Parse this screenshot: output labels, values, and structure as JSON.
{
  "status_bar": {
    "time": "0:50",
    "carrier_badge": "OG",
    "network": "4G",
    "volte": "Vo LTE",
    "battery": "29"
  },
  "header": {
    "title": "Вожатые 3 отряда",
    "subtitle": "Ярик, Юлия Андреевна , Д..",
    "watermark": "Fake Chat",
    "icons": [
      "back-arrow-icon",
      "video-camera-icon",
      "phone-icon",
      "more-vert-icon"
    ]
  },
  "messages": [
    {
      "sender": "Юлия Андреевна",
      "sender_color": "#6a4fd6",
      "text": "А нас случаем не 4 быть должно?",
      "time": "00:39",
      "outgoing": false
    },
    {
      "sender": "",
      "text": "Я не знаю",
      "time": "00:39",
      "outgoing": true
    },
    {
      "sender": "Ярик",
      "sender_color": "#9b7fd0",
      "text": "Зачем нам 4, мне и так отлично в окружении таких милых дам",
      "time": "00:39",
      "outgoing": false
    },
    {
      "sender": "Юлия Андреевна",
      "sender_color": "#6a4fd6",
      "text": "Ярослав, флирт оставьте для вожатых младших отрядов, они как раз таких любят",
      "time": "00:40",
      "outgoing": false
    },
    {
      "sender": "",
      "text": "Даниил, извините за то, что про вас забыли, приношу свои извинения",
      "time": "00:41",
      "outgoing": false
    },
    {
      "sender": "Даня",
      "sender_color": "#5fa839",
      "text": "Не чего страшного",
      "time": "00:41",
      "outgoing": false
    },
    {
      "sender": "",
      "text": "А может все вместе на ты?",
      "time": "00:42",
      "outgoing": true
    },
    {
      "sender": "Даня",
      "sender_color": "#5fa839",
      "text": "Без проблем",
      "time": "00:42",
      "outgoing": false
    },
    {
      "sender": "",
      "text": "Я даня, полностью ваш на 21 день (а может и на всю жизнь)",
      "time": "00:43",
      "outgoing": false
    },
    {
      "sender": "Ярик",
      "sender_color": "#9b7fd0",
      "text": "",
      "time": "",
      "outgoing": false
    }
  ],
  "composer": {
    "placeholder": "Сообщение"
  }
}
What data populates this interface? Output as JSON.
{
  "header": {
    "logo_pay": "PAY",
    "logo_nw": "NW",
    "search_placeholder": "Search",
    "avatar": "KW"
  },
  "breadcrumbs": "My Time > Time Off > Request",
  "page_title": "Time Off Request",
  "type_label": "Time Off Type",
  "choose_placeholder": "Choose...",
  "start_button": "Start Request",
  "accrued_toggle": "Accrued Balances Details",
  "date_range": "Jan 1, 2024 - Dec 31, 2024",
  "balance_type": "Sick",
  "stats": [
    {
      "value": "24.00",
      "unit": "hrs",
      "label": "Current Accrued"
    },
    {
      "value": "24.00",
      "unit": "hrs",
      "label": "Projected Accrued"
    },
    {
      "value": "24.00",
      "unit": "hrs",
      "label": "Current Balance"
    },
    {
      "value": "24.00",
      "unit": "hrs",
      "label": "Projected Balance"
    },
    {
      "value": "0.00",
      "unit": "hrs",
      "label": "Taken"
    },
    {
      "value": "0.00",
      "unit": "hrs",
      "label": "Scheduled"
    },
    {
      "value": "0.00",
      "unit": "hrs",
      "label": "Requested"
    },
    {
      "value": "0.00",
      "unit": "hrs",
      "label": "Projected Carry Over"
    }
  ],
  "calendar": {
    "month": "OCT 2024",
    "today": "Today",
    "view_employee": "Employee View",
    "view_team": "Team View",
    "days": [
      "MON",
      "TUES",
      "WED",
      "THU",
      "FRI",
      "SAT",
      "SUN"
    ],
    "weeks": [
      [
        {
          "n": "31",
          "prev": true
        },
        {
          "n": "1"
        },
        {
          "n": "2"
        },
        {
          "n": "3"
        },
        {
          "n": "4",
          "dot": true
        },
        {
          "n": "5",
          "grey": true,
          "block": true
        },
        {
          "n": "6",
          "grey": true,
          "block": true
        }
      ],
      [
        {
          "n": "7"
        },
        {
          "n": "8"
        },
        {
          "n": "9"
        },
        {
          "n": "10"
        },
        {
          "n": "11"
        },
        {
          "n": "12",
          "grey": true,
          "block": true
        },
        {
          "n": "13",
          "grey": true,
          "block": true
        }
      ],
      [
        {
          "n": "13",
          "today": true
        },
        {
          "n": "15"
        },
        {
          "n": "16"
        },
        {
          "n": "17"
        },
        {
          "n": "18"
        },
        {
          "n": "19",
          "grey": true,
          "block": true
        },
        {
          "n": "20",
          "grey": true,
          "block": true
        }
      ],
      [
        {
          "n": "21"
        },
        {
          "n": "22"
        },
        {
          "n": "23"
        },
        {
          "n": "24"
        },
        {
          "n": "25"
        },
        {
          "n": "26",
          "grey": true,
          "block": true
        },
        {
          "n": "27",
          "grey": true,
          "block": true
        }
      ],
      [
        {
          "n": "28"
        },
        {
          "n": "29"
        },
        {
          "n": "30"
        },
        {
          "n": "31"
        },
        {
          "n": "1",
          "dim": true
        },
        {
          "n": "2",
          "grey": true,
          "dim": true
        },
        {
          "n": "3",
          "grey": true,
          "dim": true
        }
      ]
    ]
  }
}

_____

**INSTRUCTION**
Every line above should be written out again exactly as it stands.

**SOLUTION TO THIS EXERCISE**
Parse this screenshot: output labels, values, and structure as JSON.
{
  "status_bar": {
    "time": "0:50",
    "carrier_badge": "OG",
    "network": "4G",
    "volte": "Vo LTE",
    "battery": "29"
  },
  "header": {
    "title": "Вожатые 3 отряда",
    "subtitle": "Ярик, Юлия Андреевна , Д..",
    "watermark": "Fake Chat",
    "icons": [
      "back-arrow-icon",
      "video-camera-icon",
      "phone-icon",
      "more-vert-icon"
    ]
  },
  "messages": [
    {
      "sender": "Юлия Андреевна",
      "sender_color": "#6a4fd6",
      "text": "А нас случаем не 4 быть должно?",
      "time": "00:39",
      "outgoing": false
    },
    {
      "sender": "",
      "text": "Я не знаю",
      "time": "00:39",
      "outgoing": true
    },
    {
      "sender": "Ярик",
      "sender_color": "#9b7fd0",
      "text": "Зачем нам 4, мне и так отлично в окружении таких милых дам",
      "time": "00:39",
      "outgoing": false
    },
    {
      "sender": "Юлия Андреевна",
      "sender_color": "#6a4fd6",
      "text": "Ярослав, флирт оставьте для вожатых младших отрядов, они как раз таких любят",
      "time": "00:40",
      "outgoing": false
    },
    {
      "sender": "",
      "text": "Даниил, извините за то, что про вас забыли, приношу свои извинения",
      "time": "00:41",
      "outgoing": false
    },
    {
      "sender": "Даня",
      "sender_color": "#5fa839",
      "text": "Не чего страшного",
      "time": "00:41",
      "outgoing": false
    },
    {
      "sender": "",
      "text": "А может все вместе на ты?",
      "time": "00:42",
      "outgoing": true
    },
    {
      "sender": "Даня",
      "sender_color": "#5fa839",
      "text": "Без проблем",
      "time": "00:42",
      "outgoing": false
    },
    {
      "sender": "",
      "text": "Я даня, полностью ваш на 21 день (а может и на всю жизнь)",
      "time": "00:43",
      "outgoing": false
    },
    {
      "sender": "Ярик",
      "sender_color": "#9b7fd0",
      "text": "",
      "time": "",
      "outgoing": false
    }
  ],
  "composer": {
    "placeholder": "Сообщение"
  }
}
What data populates this interface? Output as JSON.
{
  "header": {
    "logo_pay": "PAY",
    "logo_nw": "NW",
    "search_placeholder": "Search",
    "avatar": "KW"
  },
  "breadcrumbs": "My Time > Time Off > Request",
  "page_title": "Time Off Request",
  "type_label": "Time Off Type",
  "choose_placeholder": "Choose...",
  "start_button": "Start Request",
  "accrued_toggle": "Accrued Balances Details",
  "date_range": "Jan 1, 2024 - Dec 31, 2024",
  "balance_type": "Sick",
  "stats": [
    {
      "value": "24.00",
      "unit": "hrs",
      "label": "Current Accrued"
    },
    {
      "value": "24.00",
      "unit": "hrs",
      "label": "Projected Accrued"
    },
    {
      "value": "24.00",
      "unit": "hrs",
      "label": "Current Balance"
    },
    {
      "value": "24.00",
      "unit": "hrs",
      "label": "Projected Balance"
    },
    {
      "value": "0.00",
      "unit": "hrs",
      "label": "Taken"
    },
    {
      "value": "0.00",
      "unit": "hrs",
      "label": "Scheduled"
    },
    {
      "value": "0.00",
      "unit": "hrs",
      "label": "Requested"
    },
    {
      "value": "0.00",
      "unit": "hrs",
      "label": "Projected Carry Over"
    }
  ],
  "calendar": {
    "month": "OCT 2024",
    "today": "Today",
    "view_employee": "Employee View",
    "view_team": "Team View",
    "days": [
      "MON",
      "TUES",
      "WED",
      "THU",
      "FRI",
      "SAT",
      "SUN"
    ],
    "weeks": [
      [
        {
          "n": "31",
          "prev": true
        },
        {
          "n": "1"
        },
        {
          "n": "2"
        },
        {
          "n": "3"
        },
        {
          "n": "4",
          "dot": true
        },
        {
          "n": "5",
          "grey": true,
          "block": true
        },
        {
          "n": "6",
          "grey": true,
          "block": true
        }
      ],
      [
        {
          "n": "7"
        },
        {
          "n": "8"
        },
        {
          "n": "9"
        },
        {
          "n": "10"
        },
        {
          "n": "11"
        },
        {
          "n": "12",
          "grey": true,
          "block": true
        },
        {
          "n": "13",
          "grey": true,
          "block": true
        }
      ],
      [
        {
          "n": "13",
          "today": true
        },
        {
          "n": "15"
        },
        {
          "n": "16"
        },
        {
          "n": "17"
        },
        {
          "n": "18"
        },
        {
          "n": "19",
          "grey": true,
          "block": true
        },
        {
          "n": "20",
          "grey": true,
          "block": true
        }
      ],
      [
        {
          "n": "21"
        },
        {
          "n": "22"
        },
        {
          "n": "23"
        },
        {
          "n": "24"
        },
        {
          "n": "25"
        },
        {
          "n": "26",
          "grey": true,
          "block": true
        },
        {
          "n": "27",
          "grey": true,
          "block": true
        }
      ],
      [
        {
          "n": "28"
        },
        {
          "n": "29"
        },
        {
          "n": "30"
        },
        {
          "n": "31"
        },
        {
          "n": "1",
          "dim": true
        },
        {
          "n": "2",
          "grey": true,
          "dim": true
        },
        {
          "n": "3",
          "grey": true,
          "dim": true
        }
      ]
    ]
  }
}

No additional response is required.